Extract and list every line that contains the word "Tulsa".

───── ENTRIES PROVIDED

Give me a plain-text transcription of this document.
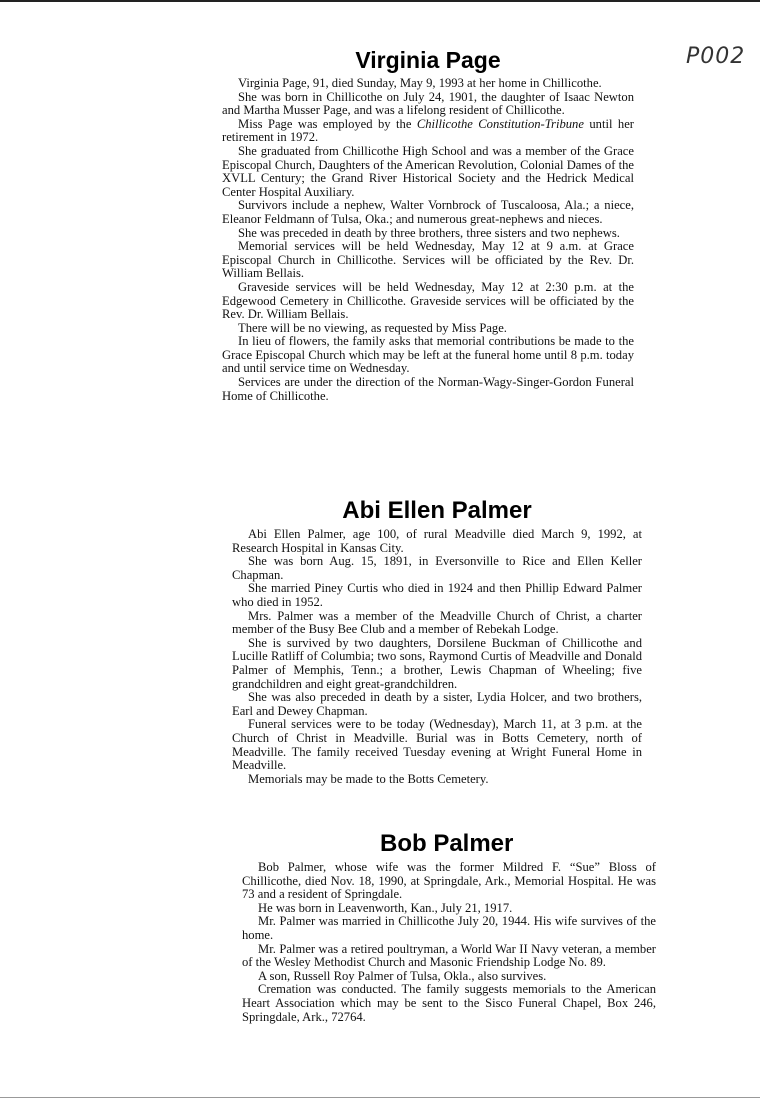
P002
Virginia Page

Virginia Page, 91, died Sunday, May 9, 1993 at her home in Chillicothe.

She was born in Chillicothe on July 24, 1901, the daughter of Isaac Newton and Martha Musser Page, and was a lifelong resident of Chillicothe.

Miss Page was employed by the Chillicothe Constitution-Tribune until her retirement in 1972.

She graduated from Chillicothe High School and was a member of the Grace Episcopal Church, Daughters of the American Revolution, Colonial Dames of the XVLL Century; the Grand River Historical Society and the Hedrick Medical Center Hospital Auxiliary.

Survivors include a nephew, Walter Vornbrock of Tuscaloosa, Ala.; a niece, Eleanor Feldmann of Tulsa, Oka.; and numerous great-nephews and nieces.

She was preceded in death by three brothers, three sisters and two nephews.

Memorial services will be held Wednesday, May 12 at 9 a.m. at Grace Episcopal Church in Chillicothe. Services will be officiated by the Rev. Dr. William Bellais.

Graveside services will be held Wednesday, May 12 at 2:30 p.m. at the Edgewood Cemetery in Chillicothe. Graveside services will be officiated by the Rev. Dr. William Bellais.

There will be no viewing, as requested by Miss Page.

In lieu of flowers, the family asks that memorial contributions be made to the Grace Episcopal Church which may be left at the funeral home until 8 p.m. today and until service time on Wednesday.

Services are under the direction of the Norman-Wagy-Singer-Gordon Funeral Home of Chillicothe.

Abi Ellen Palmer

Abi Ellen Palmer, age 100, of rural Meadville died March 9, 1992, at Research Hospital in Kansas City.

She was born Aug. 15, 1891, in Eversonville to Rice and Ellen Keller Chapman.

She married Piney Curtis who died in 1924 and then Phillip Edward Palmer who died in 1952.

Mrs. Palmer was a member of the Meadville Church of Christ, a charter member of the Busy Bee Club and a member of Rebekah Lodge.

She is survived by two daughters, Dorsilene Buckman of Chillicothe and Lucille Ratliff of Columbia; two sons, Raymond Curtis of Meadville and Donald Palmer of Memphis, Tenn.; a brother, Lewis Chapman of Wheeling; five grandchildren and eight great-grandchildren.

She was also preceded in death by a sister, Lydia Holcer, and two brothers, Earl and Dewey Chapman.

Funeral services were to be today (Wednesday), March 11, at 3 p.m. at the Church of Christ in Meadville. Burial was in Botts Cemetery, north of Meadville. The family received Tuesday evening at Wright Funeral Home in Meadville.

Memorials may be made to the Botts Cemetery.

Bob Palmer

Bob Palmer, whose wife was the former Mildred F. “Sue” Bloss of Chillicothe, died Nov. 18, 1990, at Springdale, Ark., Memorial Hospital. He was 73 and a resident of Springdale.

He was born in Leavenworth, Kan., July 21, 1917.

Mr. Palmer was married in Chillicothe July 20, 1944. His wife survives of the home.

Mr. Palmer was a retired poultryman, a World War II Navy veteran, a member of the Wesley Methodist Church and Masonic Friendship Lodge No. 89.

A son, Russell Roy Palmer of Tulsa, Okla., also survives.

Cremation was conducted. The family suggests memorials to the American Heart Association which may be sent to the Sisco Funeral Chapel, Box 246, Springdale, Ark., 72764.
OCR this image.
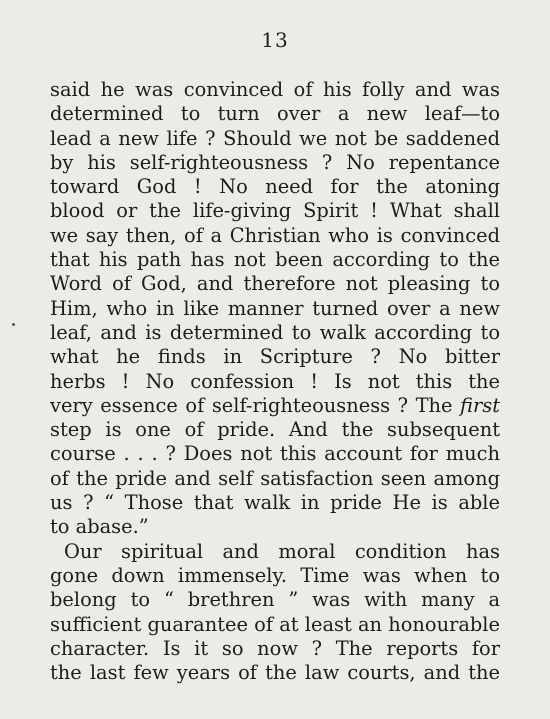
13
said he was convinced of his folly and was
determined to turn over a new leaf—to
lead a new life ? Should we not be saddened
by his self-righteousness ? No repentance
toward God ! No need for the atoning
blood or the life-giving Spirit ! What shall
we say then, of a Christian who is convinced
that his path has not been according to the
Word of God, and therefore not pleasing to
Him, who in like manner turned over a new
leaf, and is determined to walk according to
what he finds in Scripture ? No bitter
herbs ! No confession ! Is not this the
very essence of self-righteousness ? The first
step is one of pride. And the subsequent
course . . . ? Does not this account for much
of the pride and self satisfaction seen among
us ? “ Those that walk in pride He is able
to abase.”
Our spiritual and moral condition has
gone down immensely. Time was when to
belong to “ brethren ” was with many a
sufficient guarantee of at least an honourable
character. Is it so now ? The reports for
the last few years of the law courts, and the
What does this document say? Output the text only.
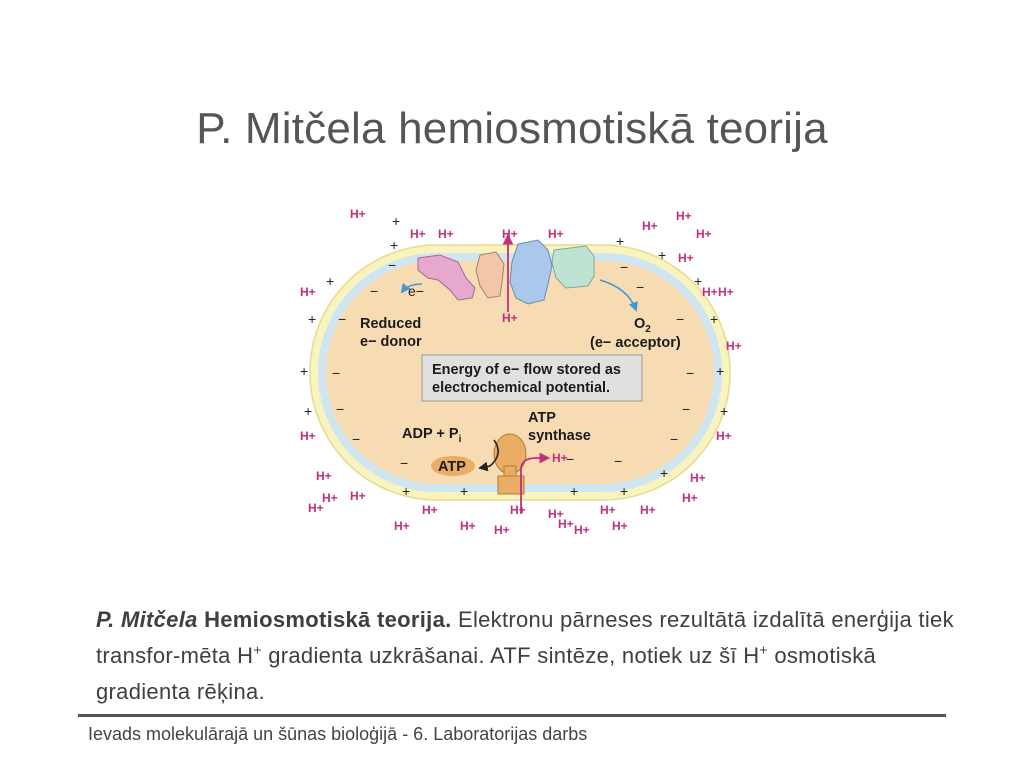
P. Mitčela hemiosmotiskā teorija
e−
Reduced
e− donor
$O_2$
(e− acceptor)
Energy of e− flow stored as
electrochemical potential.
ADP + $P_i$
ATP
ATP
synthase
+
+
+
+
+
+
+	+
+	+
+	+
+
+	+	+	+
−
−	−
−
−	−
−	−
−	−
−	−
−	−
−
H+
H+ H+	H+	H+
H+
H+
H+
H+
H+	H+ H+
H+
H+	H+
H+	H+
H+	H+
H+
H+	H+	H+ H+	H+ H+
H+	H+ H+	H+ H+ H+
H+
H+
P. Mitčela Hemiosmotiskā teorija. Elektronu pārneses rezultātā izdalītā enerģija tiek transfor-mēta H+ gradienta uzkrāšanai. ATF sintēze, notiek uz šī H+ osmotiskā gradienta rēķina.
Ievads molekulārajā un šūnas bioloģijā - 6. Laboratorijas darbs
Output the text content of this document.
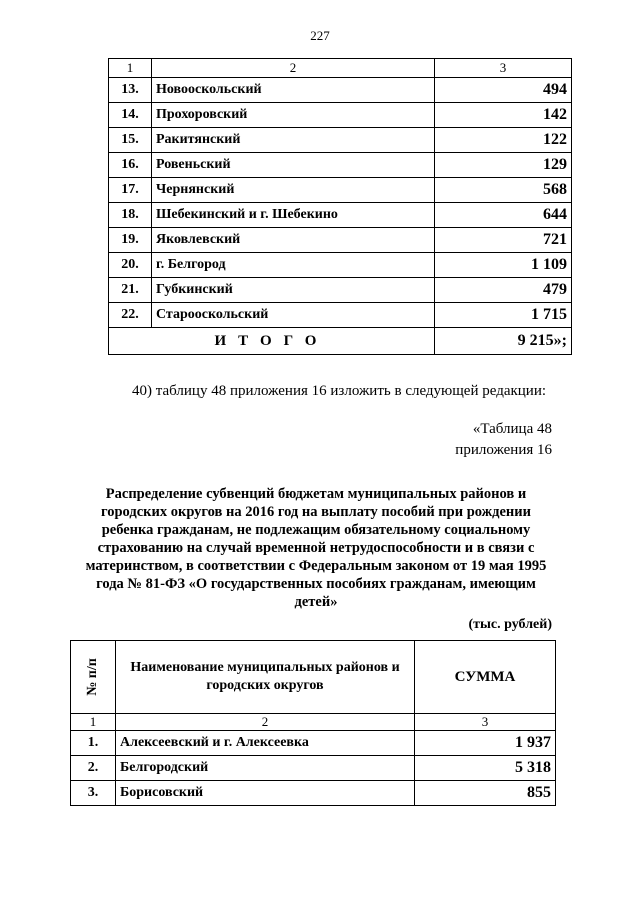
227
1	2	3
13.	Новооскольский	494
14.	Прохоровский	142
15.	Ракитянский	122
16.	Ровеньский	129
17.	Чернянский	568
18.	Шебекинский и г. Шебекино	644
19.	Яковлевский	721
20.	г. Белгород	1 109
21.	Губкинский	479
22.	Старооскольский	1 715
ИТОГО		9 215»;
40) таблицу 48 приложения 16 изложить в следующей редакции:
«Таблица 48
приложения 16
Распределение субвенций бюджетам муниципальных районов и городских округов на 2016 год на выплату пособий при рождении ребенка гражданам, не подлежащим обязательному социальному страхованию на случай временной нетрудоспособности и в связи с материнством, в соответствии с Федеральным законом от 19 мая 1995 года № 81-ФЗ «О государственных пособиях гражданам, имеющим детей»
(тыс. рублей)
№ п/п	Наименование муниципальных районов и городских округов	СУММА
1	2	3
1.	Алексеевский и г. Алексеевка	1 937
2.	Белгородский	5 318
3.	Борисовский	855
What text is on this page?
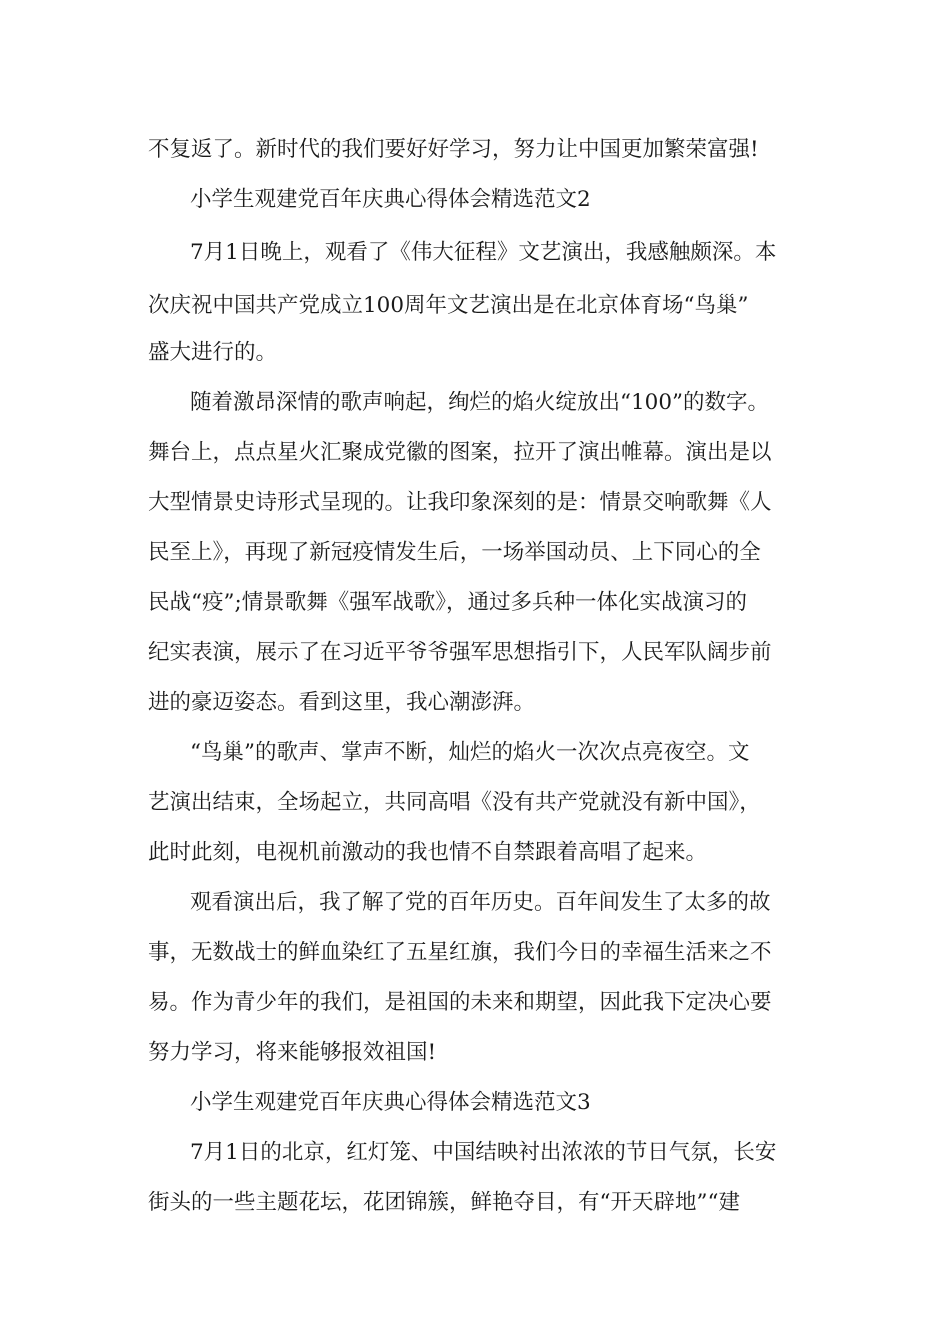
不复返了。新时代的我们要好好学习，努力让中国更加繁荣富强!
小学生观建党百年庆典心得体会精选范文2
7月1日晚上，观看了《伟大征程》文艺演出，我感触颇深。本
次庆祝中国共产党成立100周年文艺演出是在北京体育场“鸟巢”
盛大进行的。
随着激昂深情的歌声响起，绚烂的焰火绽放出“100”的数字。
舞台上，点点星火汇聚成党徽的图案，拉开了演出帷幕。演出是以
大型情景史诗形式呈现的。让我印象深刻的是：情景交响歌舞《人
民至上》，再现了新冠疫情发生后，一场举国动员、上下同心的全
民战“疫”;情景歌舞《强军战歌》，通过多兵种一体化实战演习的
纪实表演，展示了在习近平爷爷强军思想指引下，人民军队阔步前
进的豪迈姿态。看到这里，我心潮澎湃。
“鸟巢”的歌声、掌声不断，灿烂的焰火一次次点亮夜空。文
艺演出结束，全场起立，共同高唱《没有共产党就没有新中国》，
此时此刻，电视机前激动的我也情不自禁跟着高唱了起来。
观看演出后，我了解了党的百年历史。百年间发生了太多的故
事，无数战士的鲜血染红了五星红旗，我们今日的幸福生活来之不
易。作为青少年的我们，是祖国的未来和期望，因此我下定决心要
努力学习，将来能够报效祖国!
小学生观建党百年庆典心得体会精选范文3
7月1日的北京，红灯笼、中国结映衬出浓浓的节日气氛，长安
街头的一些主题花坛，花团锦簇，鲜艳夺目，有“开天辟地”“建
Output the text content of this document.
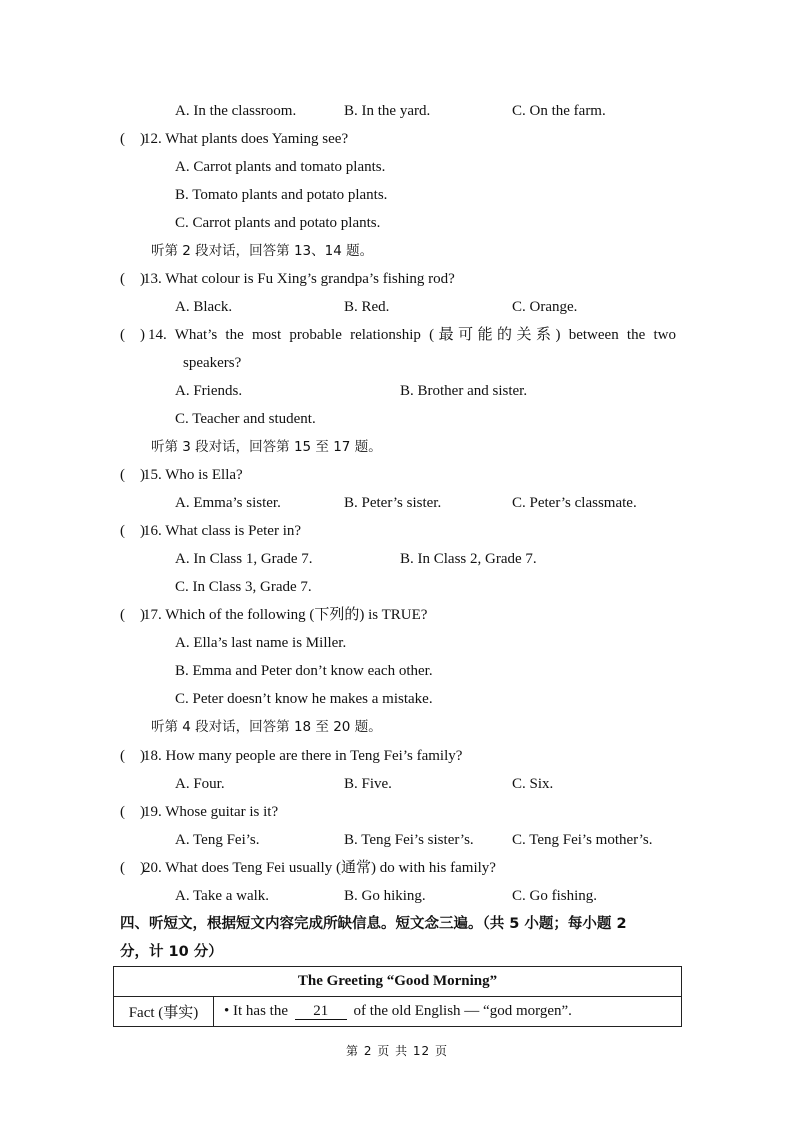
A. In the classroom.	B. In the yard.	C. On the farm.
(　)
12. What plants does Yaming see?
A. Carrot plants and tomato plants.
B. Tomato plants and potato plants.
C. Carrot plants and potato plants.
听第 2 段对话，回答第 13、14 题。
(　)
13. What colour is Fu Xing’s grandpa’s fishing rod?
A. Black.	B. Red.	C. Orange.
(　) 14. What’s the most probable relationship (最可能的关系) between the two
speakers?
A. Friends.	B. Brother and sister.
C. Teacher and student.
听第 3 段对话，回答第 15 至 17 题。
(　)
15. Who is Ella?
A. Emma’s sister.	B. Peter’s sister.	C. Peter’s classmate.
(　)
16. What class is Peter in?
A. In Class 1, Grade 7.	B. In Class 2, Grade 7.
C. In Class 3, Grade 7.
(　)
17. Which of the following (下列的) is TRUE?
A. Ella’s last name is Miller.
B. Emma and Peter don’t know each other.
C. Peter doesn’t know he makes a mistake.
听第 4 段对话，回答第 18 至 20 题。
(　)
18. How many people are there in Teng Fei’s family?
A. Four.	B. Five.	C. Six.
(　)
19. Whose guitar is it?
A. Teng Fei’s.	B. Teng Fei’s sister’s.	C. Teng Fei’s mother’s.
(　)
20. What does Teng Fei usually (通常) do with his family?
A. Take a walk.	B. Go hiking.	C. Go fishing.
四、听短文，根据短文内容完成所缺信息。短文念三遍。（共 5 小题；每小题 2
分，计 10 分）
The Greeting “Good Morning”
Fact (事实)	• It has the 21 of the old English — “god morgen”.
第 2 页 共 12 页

──────────

OUTPUT FOR THIS TASK —
Survivors include a nephew, Walter Vornbrock of Tuscaloosa, Ala.; a niece, Eleanor Feldmann of Tulsa, Oka.; and numerous great-nephews and nieces.
A son, Russell Roy Palmer of Tulsa, Okla., also survives.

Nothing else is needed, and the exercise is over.